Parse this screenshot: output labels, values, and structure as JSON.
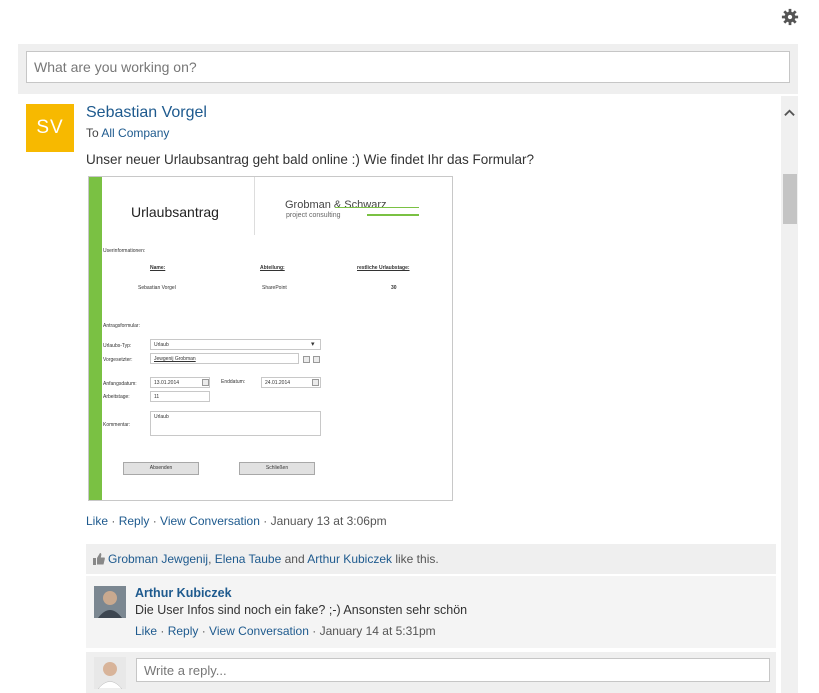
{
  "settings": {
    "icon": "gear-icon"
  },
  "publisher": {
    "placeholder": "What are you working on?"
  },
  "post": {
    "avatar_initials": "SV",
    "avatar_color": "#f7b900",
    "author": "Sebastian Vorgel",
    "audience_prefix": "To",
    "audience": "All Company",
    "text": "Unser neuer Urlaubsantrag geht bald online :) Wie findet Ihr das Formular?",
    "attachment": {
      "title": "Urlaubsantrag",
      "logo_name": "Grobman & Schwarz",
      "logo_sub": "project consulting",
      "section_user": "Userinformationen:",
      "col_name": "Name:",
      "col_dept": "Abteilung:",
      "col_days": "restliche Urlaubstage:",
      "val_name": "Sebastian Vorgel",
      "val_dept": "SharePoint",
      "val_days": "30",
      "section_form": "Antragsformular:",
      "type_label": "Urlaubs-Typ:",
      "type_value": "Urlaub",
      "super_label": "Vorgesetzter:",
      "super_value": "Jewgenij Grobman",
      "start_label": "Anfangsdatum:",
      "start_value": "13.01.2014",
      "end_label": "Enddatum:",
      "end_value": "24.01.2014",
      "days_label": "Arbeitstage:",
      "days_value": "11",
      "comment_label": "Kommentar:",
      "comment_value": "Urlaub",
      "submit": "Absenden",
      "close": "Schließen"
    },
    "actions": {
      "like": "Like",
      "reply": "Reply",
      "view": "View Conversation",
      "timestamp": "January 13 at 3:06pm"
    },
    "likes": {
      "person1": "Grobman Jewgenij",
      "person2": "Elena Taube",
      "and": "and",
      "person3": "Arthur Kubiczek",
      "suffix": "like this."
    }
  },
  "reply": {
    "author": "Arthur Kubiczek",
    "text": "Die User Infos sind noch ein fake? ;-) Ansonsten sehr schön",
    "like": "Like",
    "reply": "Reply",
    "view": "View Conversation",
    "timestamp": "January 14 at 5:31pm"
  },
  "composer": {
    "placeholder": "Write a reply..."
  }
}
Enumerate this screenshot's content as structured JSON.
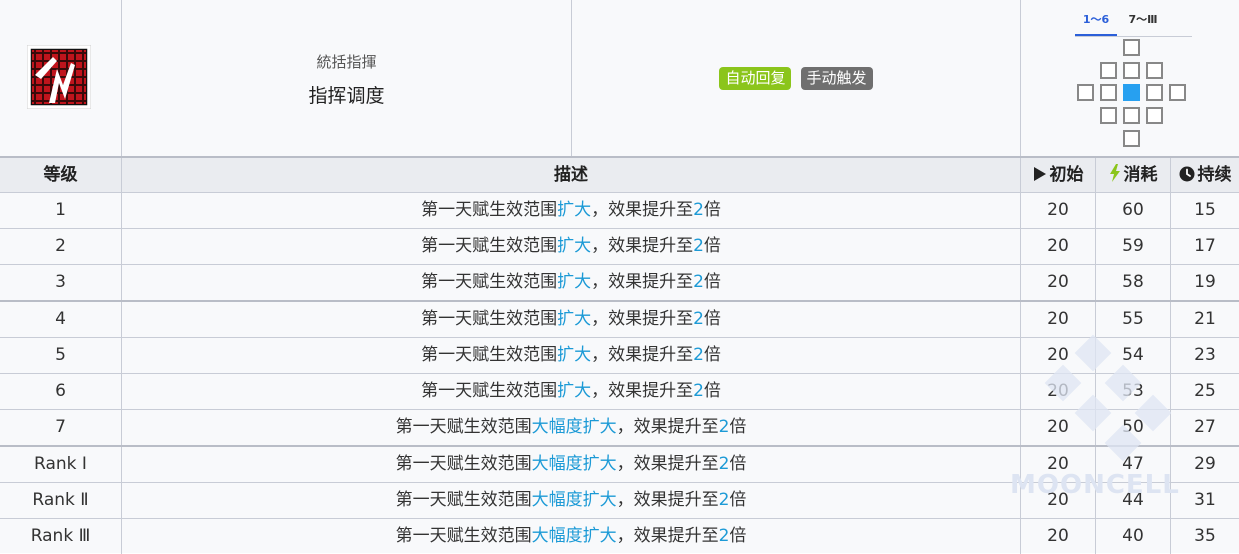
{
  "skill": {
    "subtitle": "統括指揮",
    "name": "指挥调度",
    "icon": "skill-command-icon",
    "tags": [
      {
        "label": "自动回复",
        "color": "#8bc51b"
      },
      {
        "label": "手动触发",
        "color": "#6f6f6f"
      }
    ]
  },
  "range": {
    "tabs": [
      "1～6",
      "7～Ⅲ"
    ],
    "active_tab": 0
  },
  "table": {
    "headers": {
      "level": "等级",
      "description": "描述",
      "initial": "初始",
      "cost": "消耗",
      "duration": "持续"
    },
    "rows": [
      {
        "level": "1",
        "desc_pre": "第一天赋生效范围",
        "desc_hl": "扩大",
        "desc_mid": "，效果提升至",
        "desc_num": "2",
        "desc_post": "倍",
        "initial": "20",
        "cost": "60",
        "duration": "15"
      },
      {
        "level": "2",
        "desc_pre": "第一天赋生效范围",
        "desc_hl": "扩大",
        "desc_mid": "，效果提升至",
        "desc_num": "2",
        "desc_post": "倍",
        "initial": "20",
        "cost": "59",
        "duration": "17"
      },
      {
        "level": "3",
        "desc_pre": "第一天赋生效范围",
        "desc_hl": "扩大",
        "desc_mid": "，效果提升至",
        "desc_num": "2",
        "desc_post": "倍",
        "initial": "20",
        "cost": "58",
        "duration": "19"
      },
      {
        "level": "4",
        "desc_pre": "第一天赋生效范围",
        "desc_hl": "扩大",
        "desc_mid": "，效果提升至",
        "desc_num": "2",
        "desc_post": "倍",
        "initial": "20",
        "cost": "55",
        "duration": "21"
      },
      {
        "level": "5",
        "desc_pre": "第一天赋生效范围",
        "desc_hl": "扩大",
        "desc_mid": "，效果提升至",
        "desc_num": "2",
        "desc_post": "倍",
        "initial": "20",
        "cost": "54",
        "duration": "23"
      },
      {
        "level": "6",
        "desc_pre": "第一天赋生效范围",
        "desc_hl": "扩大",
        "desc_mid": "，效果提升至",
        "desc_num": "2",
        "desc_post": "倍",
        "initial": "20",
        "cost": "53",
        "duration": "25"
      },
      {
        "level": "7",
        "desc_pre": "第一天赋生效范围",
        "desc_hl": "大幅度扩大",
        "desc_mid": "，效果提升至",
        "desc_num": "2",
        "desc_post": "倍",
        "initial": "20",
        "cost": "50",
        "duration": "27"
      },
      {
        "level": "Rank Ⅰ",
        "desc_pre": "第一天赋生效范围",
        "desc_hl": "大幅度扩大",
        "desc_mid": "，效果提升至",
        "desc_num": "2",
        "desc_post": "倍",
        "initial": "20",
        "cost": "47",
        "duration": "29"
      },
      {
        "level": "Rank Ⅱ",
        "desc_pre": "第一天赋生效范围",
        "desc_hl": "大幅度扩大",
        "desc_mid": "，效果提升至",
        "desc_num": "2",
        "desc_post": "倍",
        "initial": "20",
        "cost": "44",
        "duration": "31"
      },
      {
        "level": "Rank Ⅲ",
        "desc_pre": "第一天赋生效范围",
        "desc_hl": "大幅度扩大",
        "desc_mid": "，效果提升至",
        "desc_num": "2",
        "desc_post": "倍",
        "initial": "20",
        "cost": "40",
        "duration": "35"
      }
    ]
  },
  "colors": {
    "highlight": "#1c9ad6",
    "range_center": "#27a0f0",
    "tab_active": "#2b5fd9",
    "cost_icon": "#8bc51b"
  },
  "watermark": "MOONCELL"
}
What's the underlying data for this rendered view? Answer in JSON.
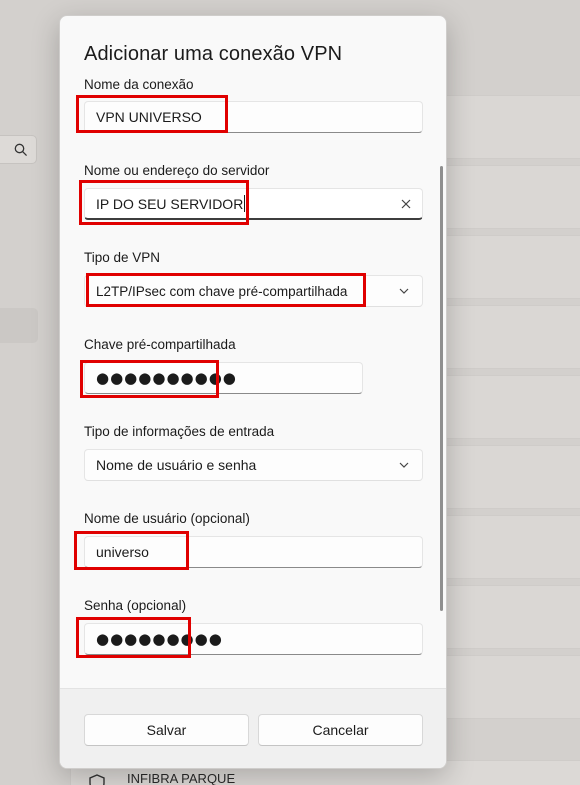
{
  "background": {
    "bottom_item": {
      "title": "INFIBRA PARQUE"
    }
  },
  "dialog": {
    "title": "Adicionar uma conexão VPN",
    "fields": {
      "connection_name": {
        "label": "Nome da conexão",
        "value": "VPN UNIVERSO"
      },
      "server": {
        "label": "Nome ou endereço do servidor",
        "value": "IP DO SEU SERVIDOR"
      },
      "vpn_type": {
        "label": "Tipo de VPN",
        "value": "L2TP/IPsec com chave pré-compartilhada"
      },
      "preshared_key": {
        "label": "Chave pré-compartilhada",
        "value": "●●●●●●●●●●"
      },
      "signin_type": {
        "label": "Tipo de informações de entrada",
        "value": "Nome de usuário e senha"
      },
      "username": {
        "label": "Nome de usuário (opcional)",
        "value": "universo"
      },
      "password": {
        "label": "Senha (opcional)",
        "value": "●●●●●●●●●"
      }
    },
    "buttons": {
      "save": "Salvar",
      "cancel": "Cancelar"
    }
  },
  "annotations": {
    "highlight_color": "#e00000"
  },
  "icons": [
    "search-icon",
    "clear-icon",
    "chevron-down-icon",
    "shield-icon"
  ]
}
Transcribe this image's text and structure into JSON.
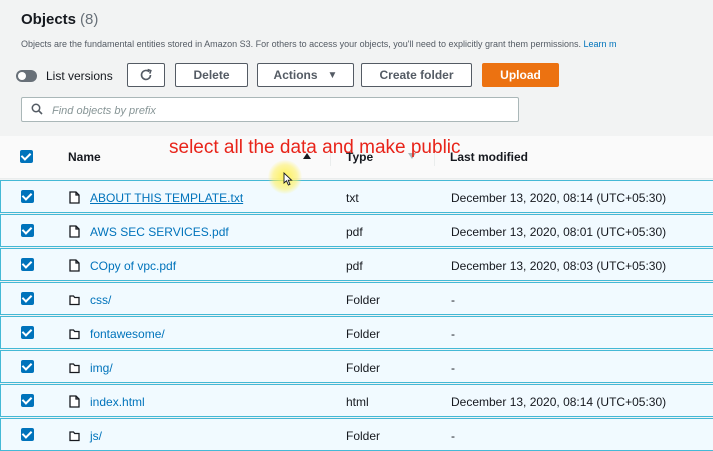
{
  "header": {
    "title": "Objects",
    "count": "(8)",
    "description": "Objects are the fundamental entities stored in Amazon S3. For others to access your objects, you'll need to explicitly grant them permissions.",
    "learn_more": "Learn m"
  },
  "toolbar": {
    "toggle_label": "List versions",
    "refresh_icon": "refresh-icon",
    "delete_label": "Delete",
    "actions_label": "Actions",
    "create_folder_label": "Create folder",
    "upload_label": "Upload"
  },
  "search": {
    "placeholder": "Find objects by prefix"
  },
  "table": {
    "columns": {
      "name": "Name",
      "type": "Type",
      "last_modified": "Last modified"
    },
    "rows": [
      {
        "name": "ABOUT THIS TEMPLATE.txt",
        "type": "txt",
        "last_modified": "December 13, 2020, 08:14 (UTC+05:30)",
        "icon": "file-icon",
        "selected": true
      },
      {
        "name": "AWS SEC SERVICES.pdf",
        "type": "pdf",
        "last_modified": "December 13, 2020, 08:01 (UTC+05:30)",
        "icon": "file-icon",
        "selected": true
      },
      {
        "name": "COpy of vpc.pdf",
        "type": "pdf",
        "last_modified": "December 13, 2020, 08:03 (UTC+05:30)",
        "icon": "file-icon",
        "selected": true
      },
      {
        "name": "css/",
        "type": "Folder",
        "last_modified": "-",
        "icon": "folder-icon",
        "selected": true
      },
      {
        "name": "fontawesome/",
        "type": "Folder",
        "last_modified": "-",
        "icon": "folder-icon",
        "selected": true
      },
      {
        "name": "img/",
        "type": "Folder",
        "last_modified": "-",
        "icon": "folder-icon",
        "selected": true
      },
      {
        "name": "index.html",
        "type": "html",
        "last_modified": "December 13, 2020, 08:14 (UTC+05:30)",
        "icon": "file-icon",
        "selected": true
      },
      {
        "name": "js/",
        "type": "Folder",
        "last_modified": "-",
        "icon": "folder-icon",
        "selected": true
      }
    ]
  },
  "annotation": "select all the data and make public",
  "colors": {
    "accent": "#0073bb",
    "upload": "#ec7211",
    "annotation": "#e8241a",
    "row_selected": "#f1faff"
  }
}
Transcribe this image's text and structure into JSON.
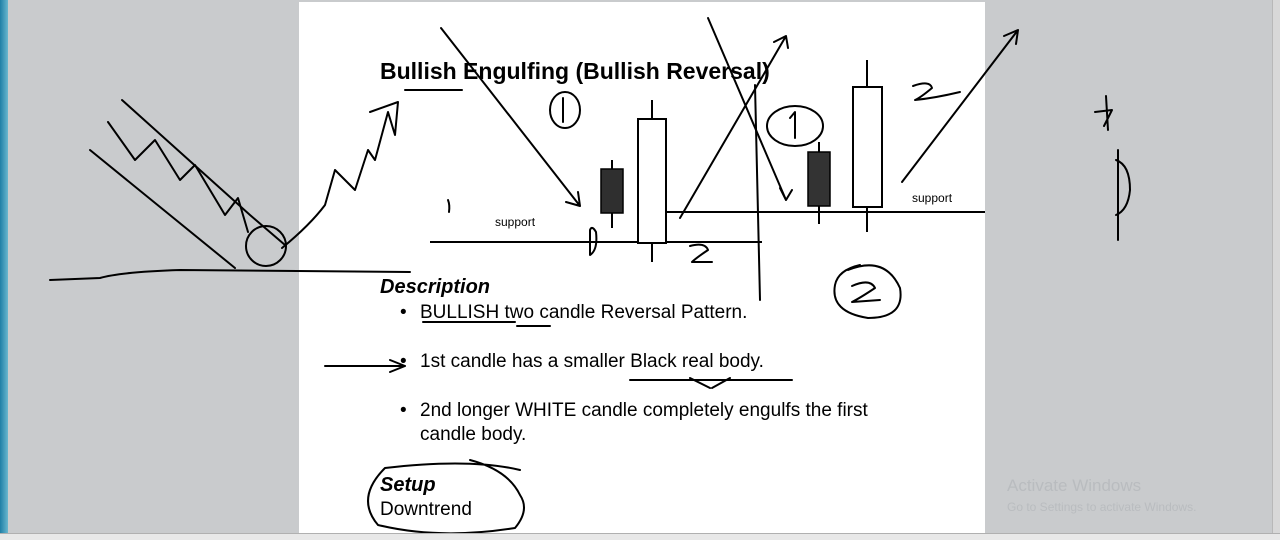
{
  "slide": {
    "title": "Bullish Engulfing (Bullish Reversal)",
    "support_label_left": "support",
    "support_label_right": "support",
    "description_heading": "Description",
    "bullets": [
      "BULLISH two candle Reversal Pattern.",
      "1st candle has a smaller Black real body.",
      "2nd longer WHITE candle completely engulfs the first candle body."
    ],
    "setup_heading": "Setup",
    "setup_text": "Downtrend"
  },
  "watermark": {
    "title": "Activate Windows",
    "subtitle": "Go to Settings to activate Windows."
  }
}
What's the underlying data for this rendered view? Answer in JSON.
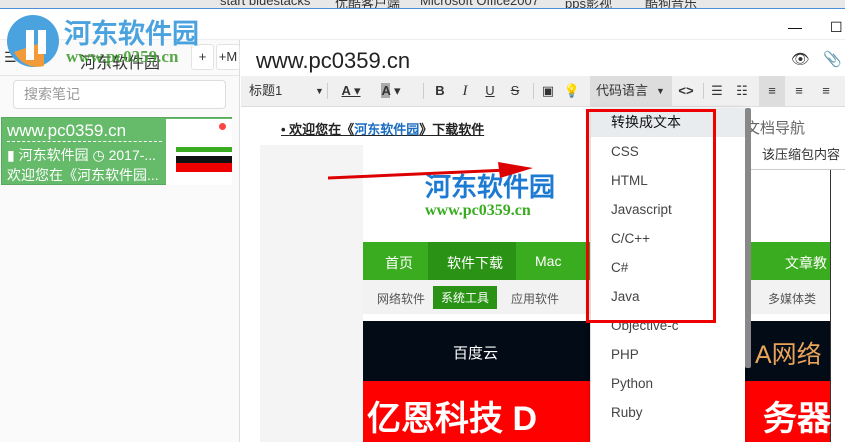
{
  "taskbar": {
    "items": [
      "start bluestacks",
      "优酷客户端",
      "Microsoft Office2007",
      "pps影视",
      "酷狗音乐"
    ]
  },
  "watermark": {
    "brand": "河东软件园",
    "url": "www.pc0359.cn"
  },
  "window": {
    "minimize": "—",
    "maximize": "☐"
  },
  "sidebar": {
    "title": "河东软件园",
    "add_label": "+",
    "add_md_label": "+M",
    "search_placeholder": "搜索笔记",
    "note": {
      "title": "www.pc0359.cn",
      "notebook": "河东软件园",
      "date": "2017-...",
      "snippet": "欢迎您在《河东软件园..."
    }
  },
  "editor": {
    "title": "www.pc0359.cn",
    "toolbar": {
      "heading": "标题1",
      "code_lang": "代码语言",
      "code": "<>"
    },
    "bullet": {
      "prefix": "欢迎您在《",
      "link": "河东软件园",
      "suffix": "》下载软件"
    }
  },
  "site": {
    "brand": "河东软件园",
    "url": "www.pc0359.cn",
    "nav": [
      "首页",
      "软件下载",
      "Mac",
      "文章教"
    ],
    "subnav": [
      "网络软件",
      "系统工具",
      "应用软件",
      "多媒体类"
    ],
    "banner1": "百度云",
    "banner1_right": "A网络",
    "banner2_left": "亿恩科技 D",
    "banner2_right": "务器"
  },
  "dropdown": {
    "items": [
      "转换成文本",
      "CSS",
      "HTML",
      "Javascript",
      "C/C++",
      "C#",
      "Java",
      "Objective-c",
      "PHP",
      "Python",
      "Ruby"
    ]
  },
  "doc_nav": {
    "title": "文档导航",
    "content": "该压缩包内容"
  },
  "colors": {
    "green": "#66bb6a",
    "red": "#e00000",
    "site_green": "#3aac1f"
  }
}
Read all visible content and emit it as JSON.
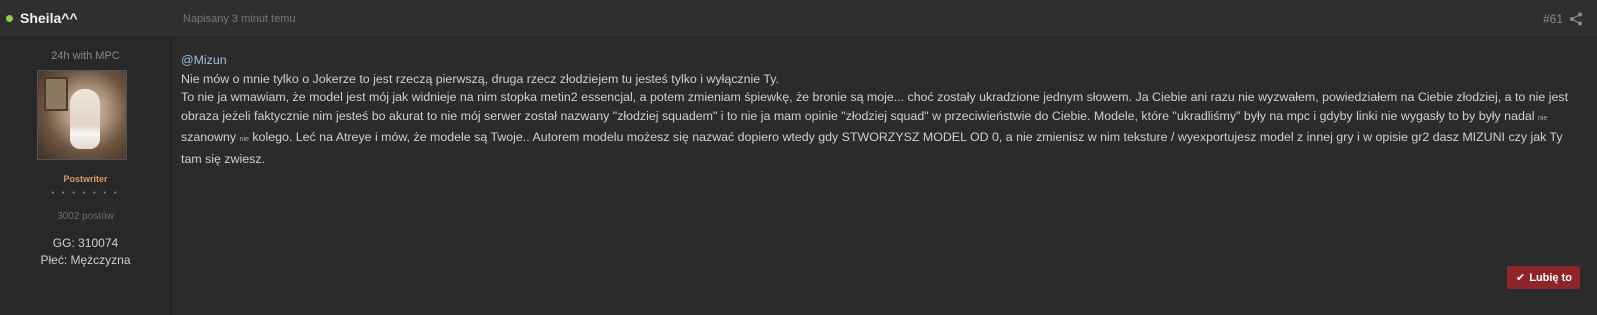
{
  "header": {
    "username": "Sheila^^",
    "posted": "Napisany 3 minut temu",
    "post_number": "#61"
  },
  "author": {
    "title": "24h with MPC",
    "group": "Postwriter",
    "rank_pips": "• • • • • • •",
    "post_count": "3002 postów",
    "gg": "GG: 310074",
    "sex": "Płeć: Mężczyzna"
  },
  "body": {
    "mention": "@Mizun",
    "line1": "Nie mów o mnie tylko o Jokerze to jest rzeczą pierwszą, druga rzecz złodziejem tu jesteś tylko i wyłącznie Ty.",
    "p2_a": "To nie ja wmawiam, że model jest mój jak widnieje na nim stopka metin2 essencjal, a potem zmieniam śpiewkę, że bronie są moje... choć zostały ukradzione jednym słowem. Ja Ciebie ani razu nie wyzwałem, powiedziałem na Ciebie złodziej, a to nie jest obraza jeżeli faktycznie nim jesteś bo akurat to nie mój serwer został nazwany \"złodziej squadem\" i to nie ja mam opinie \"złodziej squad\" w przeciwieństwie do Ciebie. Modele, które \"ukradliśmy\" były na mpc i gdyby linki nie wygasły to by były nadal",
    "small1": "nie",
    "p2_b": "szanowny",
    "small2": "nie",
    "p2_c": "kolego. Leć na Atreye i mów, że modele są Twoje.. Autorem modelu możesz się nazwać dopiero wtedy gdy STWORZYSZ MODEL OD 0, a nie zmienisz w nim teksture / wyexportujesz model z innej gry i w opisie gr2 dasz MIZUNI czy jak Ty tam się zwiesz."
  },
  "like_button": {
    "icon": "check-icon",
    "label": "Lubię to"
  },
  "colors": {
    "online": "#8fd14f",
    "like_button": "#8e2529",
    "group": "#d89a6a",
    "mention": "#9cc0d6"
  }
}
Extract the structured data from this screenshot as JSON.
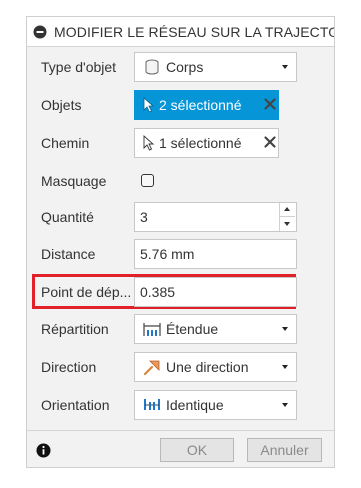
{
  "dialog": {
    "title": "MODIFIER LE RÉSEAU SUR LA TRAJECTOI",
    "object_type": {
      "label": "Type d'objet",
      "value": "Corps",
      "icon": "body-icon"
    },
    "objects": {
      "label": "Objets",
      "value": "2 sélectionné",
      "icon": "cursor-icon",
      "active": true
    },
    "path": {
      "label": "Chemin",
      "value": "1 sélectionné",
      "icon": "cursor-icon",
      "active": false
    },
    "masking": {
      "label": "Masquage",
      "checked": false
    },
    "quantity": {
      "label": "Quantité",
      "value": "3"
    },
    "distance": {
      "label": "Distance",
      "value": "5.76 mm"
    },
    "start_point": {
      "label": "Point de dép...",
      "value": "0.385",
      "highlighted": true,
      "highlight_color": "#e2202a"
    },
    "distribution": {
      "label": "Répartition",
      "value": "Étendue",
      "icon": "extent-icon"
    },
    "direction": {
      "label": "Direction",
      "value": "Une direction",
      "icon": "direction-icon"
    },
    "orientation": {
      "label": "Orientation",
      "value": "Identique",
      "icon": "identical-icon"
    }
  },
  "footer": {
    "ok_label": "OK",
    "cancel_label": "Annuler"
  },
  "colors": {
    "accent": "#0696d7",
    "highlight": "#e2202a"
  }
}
====
● Task objective
Find all lines with "Grobman" in them and copy each one.

● Exercise solution
      "logo_name": "Grobman & Schwarz",
      "super_value": "Jewgenij Grobman",
      "person1": "Grobman Jewgenij",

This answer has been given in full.